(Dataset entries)
------------------------
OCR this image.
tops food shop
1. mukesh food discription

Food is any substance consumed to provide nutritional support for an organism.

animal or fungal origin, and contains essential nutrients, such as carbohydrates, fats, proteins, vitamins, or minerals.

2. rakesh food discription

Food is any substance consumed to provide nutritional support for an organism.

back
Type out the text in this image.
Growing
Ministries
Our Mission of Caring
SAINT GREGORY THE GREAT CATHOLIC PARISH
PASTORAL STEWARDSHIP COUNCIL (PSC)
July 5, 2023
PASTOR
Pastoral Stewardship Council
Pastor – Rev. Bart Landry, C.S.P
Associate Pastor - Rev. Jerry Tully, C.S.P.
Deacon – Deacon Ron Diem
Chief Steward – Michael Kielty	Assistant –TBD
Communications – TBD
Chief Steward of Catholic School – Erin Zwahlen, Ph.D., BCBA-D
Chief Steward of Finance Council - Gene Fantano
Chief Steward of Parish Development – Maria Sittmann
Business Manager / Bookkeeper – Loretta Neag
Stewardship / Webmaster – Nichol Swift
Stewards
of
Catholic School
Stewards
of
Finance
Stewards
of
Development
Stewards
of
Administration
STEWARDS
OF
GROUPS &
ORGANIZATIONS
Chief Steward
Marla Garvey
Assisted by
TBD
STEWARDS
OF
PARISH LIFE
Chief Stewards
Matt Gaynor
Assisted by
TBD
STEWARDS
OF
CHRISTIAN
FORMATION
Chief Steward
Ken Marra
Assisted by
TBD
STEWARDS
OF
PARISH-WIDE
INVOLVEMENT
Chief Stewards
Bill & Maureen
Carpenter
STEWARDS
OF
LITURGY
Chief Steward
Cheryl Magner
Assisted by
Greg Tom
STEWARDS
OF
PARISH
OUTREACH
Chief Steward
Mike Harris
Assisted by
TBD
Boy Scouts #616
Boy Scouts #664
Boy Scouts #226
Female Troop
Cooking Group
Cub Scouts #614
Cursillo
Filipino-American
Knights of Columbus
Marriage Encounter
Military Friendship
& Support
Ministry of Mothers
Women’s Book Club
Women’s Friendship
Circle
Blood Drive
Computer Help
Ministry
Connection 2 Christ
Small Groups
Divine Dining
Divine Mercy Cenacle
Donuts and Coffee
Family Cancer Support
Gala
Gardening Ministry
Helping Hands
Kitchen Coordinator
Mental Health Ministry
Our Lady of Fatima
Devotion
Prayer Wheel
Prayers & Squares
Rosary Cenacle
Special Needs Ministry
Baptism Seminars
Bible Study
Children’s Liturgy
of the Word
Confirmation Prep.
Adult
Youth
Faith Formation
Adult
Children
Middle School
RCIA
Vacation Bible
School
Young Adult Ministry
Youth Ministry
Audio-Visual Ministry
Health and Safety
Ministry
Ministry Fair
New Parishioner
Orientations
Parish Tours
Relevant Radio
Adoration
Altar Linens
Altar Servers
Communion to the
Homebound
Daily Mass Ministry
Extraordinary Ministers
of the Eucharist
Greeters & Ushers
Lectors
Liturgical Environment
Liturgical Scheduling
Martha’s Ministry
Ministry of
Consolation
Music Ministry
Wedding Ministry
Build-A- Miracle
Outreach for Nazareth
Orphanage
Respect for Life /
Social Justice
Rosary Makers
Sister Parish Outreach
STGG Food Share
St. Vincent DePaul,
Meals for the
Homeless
------------------------
**EXERCISE:**
Give back all of the data exactly, with every line intact.

**TASK OUTPUT:**
OCR this image.
tops food shop
1. mukesh food discription

Food is any substance consumed to provide nutritional support for an organism.

animal or fungal origin, and contains essential nutrients, such as carbohydrates, fats, proteins, vitamins, or minerals.

2. rakesh food discription

Food is any substance consumed to provide nutritional support for an organism.

back
Type out the text in this image.
Growing
Ministries
Our Mission of Caring
SAINT GREGORY THE GREAT CATHOLIC PARISH
PASTORAL STEWARDSHIP COUNCIL (PSC)
July 5, 2023
PASTOR
Pastoral Stewardship Council
Pastor – Rev. Bart Landry, C.S.P
Associate Pastor - Rev. Jerry Tully, C.S.P.
Deacon – Deacon Ron Diem
Chief Steward – Michael Kielty	Assistant –TBD
Communications – TBD
Chief Steward of Catholic School – Erin Zwahlen, Ph.D., BCBA-D
Chief Steward of Finance Council - Gene Fantano
Chief Steward of Parish Development – Maria Sittmann
Business Manager / Bookkeeper – Loretta Neag
Stewardship / Webmaster – Nichol Swift
Stewards
of
Catholic School
Stewards
of
Finance
Stewards
of
Development
Stewards
of
Administration
STEWARDS
OF
GROUPS &
ORGANIZATIONS
Chief Steward
Marla Garvey
Assisted by
TBD
STEWARDS
OF
PARISH LIFE
Chief Stewards
Matt Gaynor
Assisted by
TBD
STEWARDS
OF
CHRISTIAN
FORMATION
Chief Steward
Ken Marra
Assisted by
TBD
STEWARDS
OF
PARISH-WIDE
INVOLVEMENT
Chief Stewards
Bill & Maureen
Carpenter
STEWARDS
OF
LITURGY
Chief Steward
Cheryl Magner
Assisted by
Greg Tom
STEWARDS
OF
PARISH
OUTREACH
Chief Steward
Mike Harris
Assisted by
TBD
Boy Scouts #616
Boy Scouts #664
Boy Scouts #226
Female Troop
Cooking Group
Cub Scouts #614
Cursillo
Filipino-American
Knights of Columbus
Marriage Encounter
Military Friendship
& Support
Ministry of Mothers
Women’s Book Club
Women’s Friendship
Circle
Blood Drive
Computer Help
Ministry
Connection 2 Christ
Small Groups
Divine Dining
Divine Mercy Cenacle
Donuts and Coffee
Family Cancer Support
Gala
Gardening Ministry
Helping Hands
Kitchen Coordinator
Mental Health Ministry
Our Lady of Fatima
Devotion
Prayer Wheel
Prayers & Squares
Rosary Cenacle
Special Needs Ministry
Baptism Seminars
Bible Study
Children’s Liturgy
of the Word
Confirmation Prep.
Adult
Youth
Faith Formation
Adult
Children
Middle School
RCIA
Vacation Bible
School
Young Adult Ministry
Youth Ministry
Audio-Visual Ministry
Health and Safety
Ministry
Ministry Fair
New Parishioner
Orientations
Parish Tours
Relevant Radio
Adoration
Altar Linens
Altar Servers
Communion to the
Homebound
Daily Mass Ministry
Extraordinary Ministers
of the Eucharist
Greeters & Ushers
Lectors
Liturgical Environment
Liturgical Scheduling
Martha’s Ministry
Ministry of
Consolation
Music Ministry
Wedding Ministry
Build-A- Miracle
Outreach for Nazareth
Orphanage
Respect for Life /
Social Justice
Rosary Makers
Sister Parish Outreach
STGG Food Share
St. Vincent DePaul,
Meals for the
Homeless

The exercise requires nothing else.